__Directions for this task__
Repeat each line of the material exactly.

__Supplied material__
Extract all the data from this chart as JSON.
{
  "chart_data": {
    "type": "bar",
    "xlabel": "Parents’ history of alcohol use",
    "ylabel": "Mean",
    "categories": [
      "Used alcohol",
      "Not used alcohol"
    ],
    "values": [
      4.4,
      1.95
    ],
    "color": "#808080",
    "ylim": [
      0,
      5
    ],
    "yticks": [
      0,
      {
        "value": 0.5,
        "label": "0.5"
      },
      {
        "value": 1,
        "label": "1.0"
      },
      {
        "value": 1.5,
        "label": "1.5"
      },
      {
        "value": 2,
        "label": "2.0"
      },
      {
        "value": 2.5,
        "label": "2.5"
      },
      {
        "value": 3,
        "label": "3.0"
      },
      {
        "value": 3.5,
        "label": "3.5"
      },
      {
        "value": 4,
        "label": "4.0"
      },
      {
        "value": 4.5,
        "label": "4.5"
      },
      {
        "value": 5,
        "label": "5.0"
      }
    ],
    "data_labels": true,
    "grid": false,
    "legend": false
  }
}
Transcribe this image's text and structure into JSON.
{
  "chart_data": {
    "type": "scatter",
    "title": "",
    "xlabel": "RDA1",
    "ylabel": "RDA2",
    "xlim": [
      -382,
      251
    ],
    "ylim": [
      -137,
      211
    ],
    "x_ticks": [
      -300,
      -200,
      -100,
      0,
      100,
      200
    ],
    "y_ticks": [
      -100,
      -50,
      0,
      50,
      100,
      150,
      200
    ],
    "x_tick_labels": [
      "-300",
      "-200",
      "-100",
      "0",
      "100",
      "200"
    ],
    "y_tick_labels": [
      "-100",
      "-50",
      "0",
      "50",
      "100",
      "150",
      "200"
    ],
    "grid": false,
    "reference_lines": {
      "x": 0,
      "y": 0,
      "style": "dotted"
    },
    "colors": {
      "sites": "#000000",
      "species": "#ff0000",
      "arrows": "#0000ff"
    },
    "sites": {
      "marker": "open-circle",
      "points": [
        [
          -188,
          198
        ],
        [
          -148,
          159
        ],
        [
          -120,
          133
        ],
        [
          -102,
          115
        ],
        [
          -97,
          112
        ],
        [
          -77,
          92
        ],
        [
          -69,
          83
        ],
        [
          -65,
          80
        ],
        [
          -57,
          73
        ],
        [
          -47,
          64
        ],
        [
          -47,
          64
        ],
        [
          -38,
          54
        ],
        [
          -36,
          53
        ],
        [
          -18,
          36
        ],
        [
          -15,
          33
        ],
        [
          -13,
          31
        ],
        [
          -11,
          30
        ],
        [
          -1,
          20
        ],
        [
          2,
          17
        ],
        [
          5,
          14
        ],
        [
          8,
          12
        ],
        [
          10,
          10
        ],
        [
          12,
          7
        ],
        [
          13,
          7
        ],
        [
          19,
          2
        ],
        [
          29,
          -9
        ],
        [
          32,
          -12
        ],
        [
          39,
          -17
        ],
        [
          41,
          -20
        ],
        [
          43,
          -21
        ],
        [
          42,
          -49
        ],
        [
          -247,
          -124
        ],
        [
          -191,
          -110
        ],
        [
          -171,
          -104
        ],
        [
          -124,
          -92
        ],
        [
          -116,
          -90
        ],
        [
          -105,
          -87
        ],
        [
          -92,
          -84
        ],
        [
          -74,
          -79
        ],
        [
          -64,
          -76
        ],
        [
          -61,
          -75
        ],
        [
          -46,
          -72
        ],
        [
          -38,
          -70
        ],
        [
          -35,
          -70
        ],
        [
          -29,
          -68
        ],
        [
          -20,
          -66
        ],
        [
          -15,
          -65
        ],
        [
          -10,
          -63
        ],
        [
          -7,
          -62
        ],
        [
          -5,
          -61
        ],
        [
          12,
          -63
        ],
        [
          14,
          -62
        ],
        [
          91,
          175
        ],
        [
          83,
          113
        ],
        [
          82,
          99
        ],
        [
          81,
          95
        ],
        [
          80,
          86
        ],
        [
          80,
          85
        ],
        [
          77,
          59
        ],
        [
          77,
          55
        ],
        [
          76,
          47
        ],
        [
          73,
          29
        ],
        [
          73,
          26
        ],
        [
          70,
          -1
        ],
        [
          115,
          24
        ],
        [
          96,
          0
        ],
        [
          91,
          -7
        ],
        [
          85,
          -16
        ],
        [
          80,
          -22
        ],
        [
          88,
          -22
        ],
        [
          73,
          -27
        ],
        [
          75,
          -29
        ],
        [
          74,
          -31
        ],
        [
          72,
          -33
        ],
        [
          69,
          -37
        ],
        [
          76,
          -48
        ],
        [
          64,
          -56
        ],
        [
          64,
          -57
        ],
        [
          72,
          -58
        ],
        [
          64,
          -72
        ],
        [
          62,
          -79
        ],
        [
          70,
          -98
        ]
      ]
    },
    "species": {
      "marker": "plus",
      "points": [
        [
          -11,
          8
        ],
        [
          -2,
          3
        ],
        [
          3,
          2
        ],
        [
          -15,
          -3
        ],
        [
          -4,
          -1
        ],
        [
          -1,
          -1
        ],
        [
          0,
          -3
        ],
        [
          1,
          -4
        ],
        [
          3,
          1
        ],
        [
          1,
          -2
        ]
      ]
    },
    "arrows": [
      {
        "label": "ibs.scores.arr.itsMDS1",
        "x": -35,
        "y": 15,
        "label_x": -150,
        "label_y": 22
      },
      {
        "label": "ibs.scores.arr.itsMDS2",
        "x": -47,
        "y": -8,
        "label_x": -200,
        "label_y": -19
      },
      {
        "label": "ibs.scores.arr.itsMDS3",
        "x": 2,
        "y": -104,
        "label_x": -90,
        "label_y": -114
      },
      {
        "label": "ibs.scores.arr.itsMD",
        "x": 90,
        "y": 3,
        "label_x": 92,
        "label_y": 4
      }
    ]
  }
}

__Task solution__
Extract all the data from this chart as JSON.
{
  "chart_data": {
    "type": "bar",
    "xlabel": "Parents’ history of alcohol use",
    "ylabel": "Mean",
    "categories": [
      "Used alcohol",
      "Not used alcohol"
    ],
    "values": [
      4.4,
      1.95
    ],
    "color": "#808080",
    "ylim": [
      0,
      5
    ],
    "yticks": [
      0,
      {
        "value": 0.5,
        "label": "0.5"
      },
      {
        "value": 1,
        "label": "1.0"
      },
      {
        "value": 1.5,
        "label": "1.5"
      },
      {
        "value": 2,
        "label": "2.0"
      },
      {
        "value": 2.5,
        "label": "2.5"
      },
      {
        "value": 3,
        "label": "3.0"
      },
      {
        "value": 3.5,
        "label": "3.5"
      },
      {
        "value": 4,
        "label": "4.0"
      },
      {
        "value": 4.5,
        "label": "4.5"
      },
      {
        "value": 5,
        "label": "5.0"
      }
    ],
    "data_labels": true,
    "grid": false,
    "legend": false
  }
}
Transcribe this image's text and structure into JSON.
{
  "chart_data": {
    "type": "scatter",
    "title": "",
    "xlabel": "RDA1",
    "ylabel": "RDA2",
    "xlim": [
      -382,
      251
    ],
    "ylim": [
      -137,
      211
    ],
    "x_ticks": [
      -300,
      -200,
      -100,
      0,
      100,
      200
    ],
    "y_ticks": [
      -100,
      -50,
      0,
      50,
      100,
      150,
      200
    ],
    "x_tick_labels": [
      "-300",
      "-200",
      "-100",
      "0",
      "100",
      "200"
    ],
    "y_tick_labels": [
      "-100",
      "-50",
      "0",
      "50",
      "100",
      "150",
      "200"
    ],
    "grid": false,
    "reference_lines": {
      "x": 0,
      "y": 0,
      "style": "dotted"
    },
    "colors": {
      "sites": "#000000",
      "species": "#ff0000",
      "arrows": "#0000ff"
    },
    "sites": {
      "marker": "open-circle",
      "points": [
        [
          -188,
          198
        ],
        [
          -148,
          159
        ],
        [
          -120,
          133
        ],
        [
          -102,
          115
        ],
        [
          -97,
          112
        ],
        [
          -77,
          92
        ],
        [
          -69,
          83
        ],
        [
          -65,
          80
        ],
        [
          -57,
          73
        ],
        [
          -47,
          64
        ],
        [
          -47,
          64
        ],
        [
          -38,
          54
        ],
        [
          -36,
          53
        ],
        [
          -18,
          36
        ],
        [
          -15,
          33
        ],
        [
          -13,
          31
        ],
        [
          -11,
          30
        ],
        [
          -1,
          20
        ],
        [
          2,
          17
        ],
        [
          5,
          14
        ],
        [
          8,
          12
        ],
        [
          10,
          10
        ],
        [
          12,
          7
        ],
        [
          13,
          7
        ],
        [
          19,
          2
        ],
        [
          29,
          -9
        ],
        [
          32,
          -12
        ],
        [
          39,
          -17
        ],
        [
          41,
          -20
        ],
        [
          43,
          -21
        ],
        [
          42,
          -49
        ],
        [
          -247,
          -124
        ],
        [
          -191,
          -110
        ],
        [
          -171,
          -104
        ],
        [
          -124,
          -92
        ],
        [
          -116,
          -90
        ],
        [
          -105,
          -87
        ],
        [
          -92,
          -84
        ],
        [
          -74,
          -79
        ],
        [
          -64,
          -76
        ],
        [
          -61,
          -75
        ],
        [
          -46,
          -72
        ],
        [
          -38,
          -70
        ],
        [
          -35,
          -70
        ],
        [
          -29,
          -68
        ],
        [
          -20,
          -66
        ],
        [
          -15,
          -65
        ],
        [
          -10,
          -63
        ],
        [
          -7,
          -62
        ],
        [
          -5,
          -61
        ],
        [
          12,
          -63
        ],
        [
          14,
          -62
        ],
        [
          91,
          175
        ],
        [
          83,
          113
        ],
        [
          82,
          99
        ],
        [
          81,
          95
        ],
        [
          80,
          86
        ],
        [
          80,
          85
        ],
        [
          77,
          59
        ],
        [
          77,
          55
        ],
        [
          76,
          47
        ],
        [
          73,
          29
        ],
        [
          73,
          26
        ],
        [
          70,
          -1
        ],
        [
          115,
          24
        ],
        [
          96,
          0
        ],
        [
          91,
          -7
        ],
        [
          85,
          -16
        ],
        [
          80,
          -22
        ],
        [
          88,
          -22
        ],
        [
          73,
          -27
        ],
        [
          75,
          -29
        ],
        [
          74,
          -31
        ],
        [
          72,
          -33
        ],
        [
          69,
          -37
        ],
        [
          76,
          -48
        ],
        [
          64,
          -56
        ],
        [
          64,
          -57
        ],
        [
          72,
          -58
        ],
        [
          64,
          -72
        ],
        [
          62,
          -79
        ],
        [
          70,
          -98
        ]
      ]
    },
    "species": {
      "marker": "plus",
      "points": [
        [
          -11,
          8
        ],
        [
          -2,
          3
        ],
        [
          3,
          2
        ],
        [
          -15,
          -3
        ],
        [
          -4,
          -1
        ],
        [
          -1,
          -1
        ],
        [
          0,
          -3
        ],
        [
          1,
          -4
        ],
        [
          3,
          1
        ],
        [
          1,
          -2
        ]
      ]
    },
    "arrows": [
      {
        "label": "ibs.scores.arr.itsMDS1",
        "x": -35,
        "y": 15,
        "label_x": -150,
        "label_y": 22
      },
      {
        "label": "ibs.scores.arr.itsMDS2",
        "x": -47,
        "y": -8,
        "label_x": -200,
        "label_y": -19
      },
      {
        "label": "ibs.scores.arr.itsMDS3",
        "x": 2,
        "y": -104,
        "label_x": -90,
        "label_y": -114
      },
      {
        "label": "ibs.scores.arr.itsMD",
        "x": 90,
        "y": 3,
        "label_x": 92,
        "label_y": 4
      }
    ]
  }
}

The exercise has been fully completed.